> [Set problem]
Return the listing below in full, with every line exactly as it is.

────────────────────

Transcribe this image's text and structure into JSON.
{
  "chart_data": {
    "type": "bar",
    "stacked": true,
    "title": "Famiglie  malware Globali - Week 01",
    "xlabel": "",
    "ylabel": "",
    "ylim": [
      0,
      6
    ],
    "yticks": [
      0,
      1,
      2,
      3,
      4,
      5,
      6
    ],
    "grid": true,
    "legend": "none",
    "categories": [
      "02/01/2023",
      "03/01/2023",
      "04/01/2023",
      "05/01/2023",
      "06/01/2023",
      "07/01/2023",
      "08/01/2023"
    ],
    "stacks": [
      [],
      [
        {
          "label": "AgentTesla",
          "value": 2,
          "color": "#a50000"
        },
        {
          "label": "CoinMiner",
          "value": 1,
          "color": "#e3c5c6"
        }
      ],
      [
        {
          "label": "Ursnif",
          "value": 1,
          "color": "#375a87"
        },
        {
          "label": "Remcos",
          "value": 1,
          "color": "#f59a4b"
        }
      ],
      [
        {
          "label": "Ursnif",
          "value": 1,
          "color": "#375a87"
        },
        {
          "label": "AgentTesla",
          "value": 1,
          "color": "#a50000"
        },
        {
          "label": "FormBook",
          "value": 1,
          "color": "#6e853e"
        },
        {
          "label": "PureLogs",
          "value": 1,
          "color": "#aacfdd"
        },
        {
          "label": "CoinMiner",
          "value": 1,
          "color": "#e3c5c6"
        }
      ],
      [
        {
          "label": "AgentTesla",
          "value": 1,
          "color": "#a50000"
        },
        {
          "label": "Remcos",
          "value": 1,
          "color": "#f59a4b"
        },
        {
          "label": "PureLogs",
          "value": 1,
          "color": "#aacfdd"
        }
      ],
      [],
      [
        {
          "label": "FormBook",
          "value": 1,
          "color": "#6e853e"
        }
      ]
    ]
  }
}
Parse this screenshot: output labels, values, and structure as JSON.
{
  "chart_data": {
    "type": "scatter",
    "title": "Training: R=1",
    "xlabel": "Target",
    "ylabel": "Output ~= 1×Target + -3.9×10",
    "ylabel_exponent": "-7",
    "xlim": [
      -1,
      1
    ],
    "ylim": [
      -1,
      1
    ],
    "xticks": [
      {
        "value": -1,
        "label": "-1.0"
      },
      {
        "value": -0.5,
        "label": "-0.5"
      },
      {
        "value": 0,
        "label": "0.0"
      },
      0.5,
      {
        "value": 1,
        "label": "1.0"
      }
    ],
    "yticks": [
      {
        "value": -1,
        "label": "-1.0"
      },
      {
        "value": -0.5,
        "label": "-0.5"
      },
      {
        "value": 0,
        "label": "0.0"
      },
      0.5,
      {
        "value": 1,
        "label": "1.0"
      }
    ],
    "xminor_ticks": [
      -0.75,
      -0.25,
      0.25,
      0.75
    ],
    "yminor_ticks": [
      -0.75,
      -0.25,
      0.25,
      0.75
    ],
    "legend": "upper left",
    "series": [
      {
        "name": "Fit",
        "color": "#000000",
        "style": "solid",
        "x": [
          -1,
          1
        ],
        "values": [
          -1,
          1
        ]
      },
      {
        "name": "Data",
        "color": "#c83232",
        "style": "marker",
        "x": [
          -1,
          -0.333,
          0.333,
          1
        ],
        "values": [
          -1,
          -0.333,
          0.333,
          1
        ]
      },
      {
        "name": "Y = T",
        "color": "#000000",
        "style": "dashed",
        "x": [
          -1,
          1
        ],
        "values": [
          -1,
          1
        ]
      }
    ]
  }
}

────────────────────

> [Solution for this task]
Transcribe this image's text and structure into JSON.
{
  "chart_data": {
    "type": "bar",
    "stacked": true,
    "title": "Famiglie  malware Globali - Week 01",
    "xlabel": "",
    "ylabel": "",
    "ylim": [
      0,
      6
    ],
    "yticks": [
      0,
      1,
      2,
      3,
      4,
      5,
      6
    ],
    "grid": true,
    "legend": "none",
    "categories": [
      "02/01/2023",
      "03/01/2023",
      "04/01/2023",
      "05/01/2023",
      "06/01/2023",
      "07/01/2023",
      "08/01/2023"
    ],
    "stacks": [
      [],
      [
        {
          "label": "AgentTesla",
          "value": 2,
          "color": "#a50000"
        },
        {
          "label": "CoinMiner",
          "value": 1,
          "color": "#e3c5c6"
        }
      ],
      [
        {
          "label": "Ursnif",
          "value": 1,
          "color": "#375a87"
        },
        {
          "label": "Remcos",
          "value": 1,
          "color": "#f59a4b"
        }
      ],
      [
        {
          "label": "Ursnif",
          "value": 1,
          "color": "#375a87"
        },
        {
          "label": "AgentTesla",
          "value": 1,
          "color": "#a50000"
        },
        {
          "label": "FormBook",
          "value": 1,
          "color": "#6e853e"
        },
        {
          "label": "PureLogs",
          "value": 1,
          "color": "#aacfdd"
        },
        {
          "label": "CoinMiner",
          "value": 1,
          "color": "#e3c5c6"
        }
      ],
      [
        {
          "label": "AgentTesla",
          "value": 1,
          "color": "#a50000"
        },
        {
          "label": "Remcos",
          "value": 1,
          "color": "#f59a4b"
        },
        {
          "label": "PureLogs",
          "value": 1,
          "color": "#aacfdd"
        }
      ],
      [],
      [
        {
          "label": "FormBook",
          "value": 1,
          "color": "#6e853e"
        }
      ]
    ]
  }
}
Parse this screenshot: output labels, values, and structure as JSON.
{
  "chart_data": {
    "type": "scatter",
    "title": "Training: R=1",
    "xlabel": "Target",
    "ylabel": "Output ~= 1×Target + -3.9×10",
    "ylabel_exponent": "-7",
    "xlim": [
      -1,
      1
    ],
    "ylim": [
      -1,
      1
    ],
    "xticks": [
      {
        "value": -1,
        "label": "-1.0"
      },
      {
        "value": -0.5,
        "label": "-0.5"
      },
      {
        "value": 0,
        "label": "0.0"
      },
      0.5,
      {
        "value": 1,
        "label": "1.0"
      }
    ],
    "yticks": [
      {
        "value": -1,
        "label": "-1.0"
      },
      {
        "value": -0.5,
        "label": "-0.5"
      },
      {
        "value": 0,
        "label": "0.0"
      },
      0.5,
      {
        "value": 1,
        "label": "1.0"
      }
    ],
    "xminor_ticks": [
      -0.75,
      -0.25,
      0.25,
      0.75
    ],
    "yminor_ticks": [
      -0.75,
      -0.25,
      0.25,
      0.75
    ],
    "legend": "upper left",
    "series": [
      {
        "name": "Fit",
        "color": "#000000",
        "style": "solid",
        "x": [
          -1,
          1
        ],
        "values": [
          -1,
          1
        ]
      },
      {
        "name": "Data",
        "color": "#c83232",
        "style": "marker",
        "x": [
          -1,
          -0.333,
          0.333,
          1
        ],
        "values": [
          -1,
          -0.333,
          0.333,
          1
        ]
      },
      {
        "name": "Y = T",
        "color": "#000000",
        "style": "dashed",
        "x": [
          -1,
          1
        ],
        "values": [
          -1,
          1
        ]
      }
    ]
  }
}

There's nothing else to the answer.